Provided information –
• • • •

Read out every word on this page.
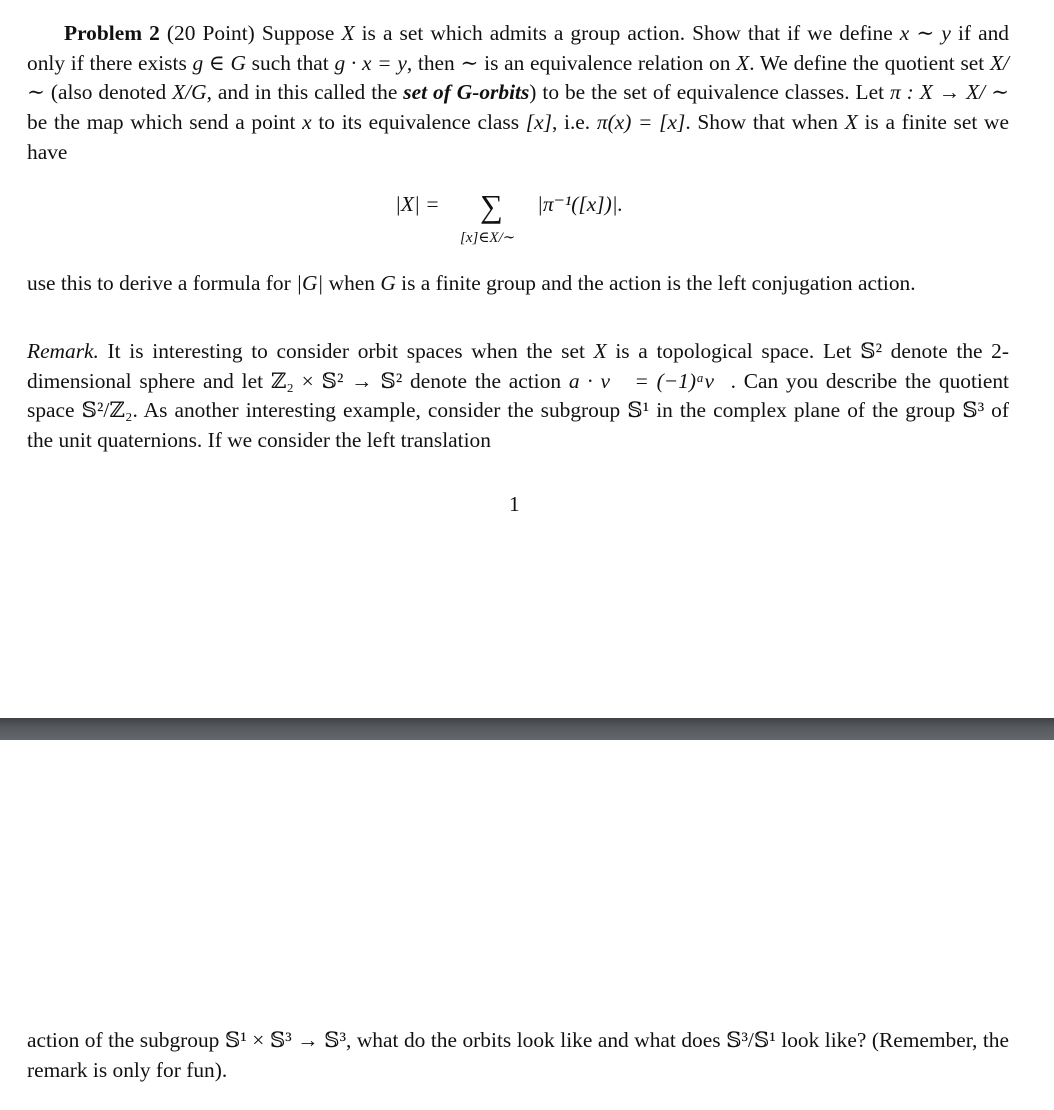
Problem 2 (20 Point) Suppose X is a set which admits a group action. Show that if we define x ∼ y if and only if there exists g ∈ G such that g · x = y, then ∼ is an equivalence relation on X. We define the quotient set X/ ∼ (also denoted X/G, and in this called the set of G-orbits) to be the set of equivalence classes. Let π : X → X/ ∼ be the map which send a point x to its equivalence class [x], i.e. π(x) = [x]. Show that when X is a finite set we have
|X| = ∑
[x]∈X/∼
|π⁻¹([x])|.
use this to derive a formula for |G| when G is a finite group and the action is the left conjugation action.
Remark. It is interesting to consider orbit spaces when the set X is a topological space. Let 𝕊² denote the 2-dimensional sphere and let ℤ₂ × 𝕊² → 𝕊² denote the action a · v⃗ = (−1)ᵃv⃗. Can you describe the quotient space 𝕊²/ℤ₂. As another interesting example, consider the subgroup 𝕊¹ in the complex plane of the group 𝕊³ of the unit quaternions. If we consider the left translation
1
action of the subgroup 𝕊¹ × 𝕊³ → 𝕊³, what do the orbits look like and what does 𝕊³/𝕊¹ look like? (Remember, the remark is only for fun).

• • • •

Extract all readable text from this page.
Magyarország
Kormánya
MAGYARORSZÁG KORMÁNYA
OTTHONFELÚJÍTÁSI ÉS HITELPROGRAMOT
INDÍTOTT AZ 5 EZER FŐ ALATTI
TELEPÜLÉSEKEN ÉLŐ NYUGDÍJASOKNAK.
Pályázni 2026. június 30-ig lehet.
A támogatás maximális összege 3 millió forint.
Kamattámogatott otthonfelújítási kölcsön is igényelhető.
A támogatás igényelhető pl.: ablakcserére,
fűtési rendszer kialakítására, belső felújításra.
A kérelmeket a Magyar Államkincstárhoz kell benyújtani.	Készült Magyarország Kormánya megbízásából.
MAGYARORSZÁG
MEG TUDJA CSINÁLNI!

• • • •

Copy out each line of the data where the string "igényelhető" appears.

Reply to the task –
Kamattámogatott otthonfelújítási kölcsön is igényelhető.
A támogatás igényelhető pl.: ablakcserére,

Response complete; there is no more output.